- Exercise goal:
Below is a set of records; restate each one word for word.
═════ Given records
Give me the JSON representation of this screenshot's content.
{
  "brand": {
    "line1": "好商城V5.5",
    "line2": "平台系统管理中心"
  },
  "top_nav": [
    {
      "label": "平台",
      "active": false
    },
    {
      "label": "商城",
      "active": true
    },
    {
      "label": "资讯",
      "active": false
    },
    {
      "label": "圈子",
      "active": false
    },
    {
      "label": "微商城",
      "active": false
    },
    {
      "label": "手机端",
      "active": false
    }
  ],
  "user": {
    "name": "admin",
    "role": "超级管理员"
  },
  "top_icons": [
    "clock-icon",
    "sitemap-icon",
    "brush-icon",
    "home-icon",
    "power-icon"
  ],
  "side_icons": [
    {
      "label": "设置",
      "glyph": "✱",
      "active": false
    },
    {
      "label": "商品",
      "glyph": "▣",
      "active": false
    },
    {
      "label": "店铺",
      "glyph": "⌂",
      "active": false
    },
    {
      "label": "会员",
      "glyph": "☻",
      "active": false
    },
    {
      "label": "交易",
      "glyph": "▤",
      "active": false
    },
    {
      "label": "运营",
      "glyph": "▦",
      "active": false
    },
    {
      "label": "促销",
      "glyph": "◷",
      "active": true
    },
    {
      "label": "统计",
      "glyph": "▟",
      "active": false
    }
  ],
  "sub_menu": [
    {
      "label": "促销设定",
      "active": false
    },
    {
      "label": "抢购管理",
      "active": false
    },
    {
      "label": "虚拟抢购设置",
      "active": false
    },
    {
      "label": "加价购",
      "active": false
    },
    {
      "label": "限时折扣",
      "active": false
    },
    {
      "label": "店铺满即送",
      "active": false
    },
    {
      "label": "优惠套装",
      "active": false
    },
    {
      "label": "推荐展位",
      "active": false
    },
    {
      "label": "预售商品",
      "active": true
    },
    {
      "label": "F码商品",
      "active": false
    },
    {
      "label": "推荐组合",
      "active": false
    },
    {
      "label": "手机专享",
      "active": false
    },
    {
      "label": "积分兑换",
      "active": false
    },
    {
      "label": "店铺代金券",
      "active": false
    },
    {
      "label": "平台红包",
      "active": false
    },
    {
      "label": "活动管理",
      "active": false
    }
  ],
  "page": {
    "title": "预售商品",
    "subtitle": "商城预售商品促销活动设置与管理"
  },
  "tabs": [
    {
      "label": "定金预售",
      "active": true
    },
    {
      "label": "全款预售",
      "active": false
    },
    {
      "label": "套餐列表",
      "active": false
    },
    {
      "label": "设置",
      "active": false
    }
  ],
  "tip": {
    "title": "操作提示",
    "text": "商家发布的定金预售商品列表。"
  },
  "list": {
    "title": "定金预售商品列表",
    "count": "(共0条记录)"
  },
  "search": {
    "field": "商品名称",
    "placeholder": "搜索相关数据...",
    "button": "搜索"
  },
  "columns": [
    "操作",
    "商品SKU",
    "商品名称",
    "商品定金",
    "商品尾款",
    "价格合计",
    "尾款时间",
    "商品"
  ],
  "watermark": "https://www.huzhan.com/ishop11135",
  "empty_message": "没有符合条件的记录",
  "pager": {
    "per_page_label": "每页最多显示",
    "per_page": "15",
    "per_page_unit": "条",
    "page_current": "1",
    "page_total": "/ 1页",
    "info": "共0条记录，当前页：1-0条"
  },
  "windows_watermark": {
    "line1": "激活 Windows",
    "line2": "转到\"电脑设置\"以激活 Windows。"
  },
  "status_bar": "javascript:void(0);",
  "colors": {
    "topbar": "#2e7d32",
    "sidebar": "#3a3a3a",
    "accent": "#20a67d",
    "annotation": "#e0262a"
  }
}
══════════
- Answer for the task:
Give me the JSON representation of this screenshot's content.
{
  "brand": {
    "line1": "好商城V5.5",
    "line2": "平台系统管理中心"
  },
  "top_nav": [
    {
      "label": "平台",
      "active": false
    },
    {
      "label": "商城",
      "active": true
    },
    {
      "label": "资讯",
      "active": false
    },
    {
      "label": "圈子",
      "active": false
    },
    {
      "label": "微商城",
      "active": false
    },
    {
      "label": "手机端",
      "active": false
    }
  ],
  "user": {
    "name": "admin",
    "role": "超级管理员"
  },
  "top_icons": [
    "clock-icon",
    "sitemap-icon",
    "brush-icon",
    "home-icon",
    "power-icon"
  ],
  "side_icons": [
    {
      "label": "设置",
      "glyph": "✱",
      "active": false
    },
    {
      "label": "商品",
      "glyph": "▣",
      "active": false
    },
    {
      "label": "店铺",
      "glyph": "⌂",
      "active": false
    },
    {
      "label": "会员",
      "glyph": "☻",
      "active": false
    },
    {
      "label": "交易",
      "glyph": "▤",
      "active": false
    },
    {
      "label": "运营",
      "glyph": "▦",
      "active": false
    },
    {
      "label": "促销",
      "glyph": "◷",
      "active": true
    },
    {
      "label": "统计",
      "glyph": "▟",
      "active": false
    }
  ],
  "sub_menu": [
    {
      "label": "促销设定",
      "active": false
    },
    {
      "label": "抢购管理",
      "active": false
    },
    {
      "label": "虚拟抢购设置",
      "active": false
    },
    {
      "label": "加价购",
      "active": false
    },
    {
      "label": "限时折扣",
      "active": false
    },
    {
      "label": "店铺满即送",
      "active": false
    },
    {
      "label": "优惠套装",
      "active": false
    },
    {
      "label": "推荐展位",
      "active": false
    },
    {
      "label": "预售商品",
      "active": true
    },
    {
      "label": "F码商品",
      "active": false
    },
    {
      "label": "推荐组合",
      "active": false
    },
    {
      "label": "手机专享",
      "active": false
    },
    {
      "label": "积分兑换",
      "active": false
    },
    {
      "label": "店铺代金券",
      "active": false
    },
    {
      "label": "平台红包",
      "active": false
    },
    {
      "label": "活动管理",
      "active": false
    }
  ],
  "page": {
    "title": "预售商品",
    "subtitle": "商城预售商品促销活动设置与管理"
  },
  "tabs": [
    {
      "label": "定金预售",
      "active": true
    },
    {
      "label": "全款预售",
      "active": false
    },
    {
      "label": "套餐列表",
      "active": false
    },
    {
      "label": "设置",
      "active": false
    }
  ],
  "tip": {
    "title": "操作提示",
    "text": "商家发布的定金预售商品列表。"
  },
  "list": {
    "title": "定金预售商品列表",
    "count": "(共0条记录)"
  },
  "search": {
    "field": "商品名称",
    "placeholder": "搜索相关数据...",
    "button": "搜索"
  },
  "columns": [
    "操作",
    "商品SKU",
    "商品名称",
    "商品定金",
    "商品尾款",
    "价格合计",
    "尾款时间",
    "商品"
  ],
  "watermark": "https://www.huzhan.com/ishop11135",
  "empty_message": "没有符合条件的记录",
  "pager": {
    "per_page_label": "每页最多显示",
    "per_page": "15",
    "per_page_unit": "条",
    "page_current": "1",
    "page_total": "/ 1页",
    "info": "共0条记录，当前页：1-0条"
  },
  "windows_watermark": {
    "line1": "激活 Windows",
    "line2": "转到\"电脑设置\"以激活 Windows。"
  },
  "status_bar": "javascript:void(0);",
  "colors": {
    "topbar": "#2e7d32",
    "sidebar": "#3a3a3a",
    "accent": "#20a67d",
    "annotation": "#e0262a"
  }
}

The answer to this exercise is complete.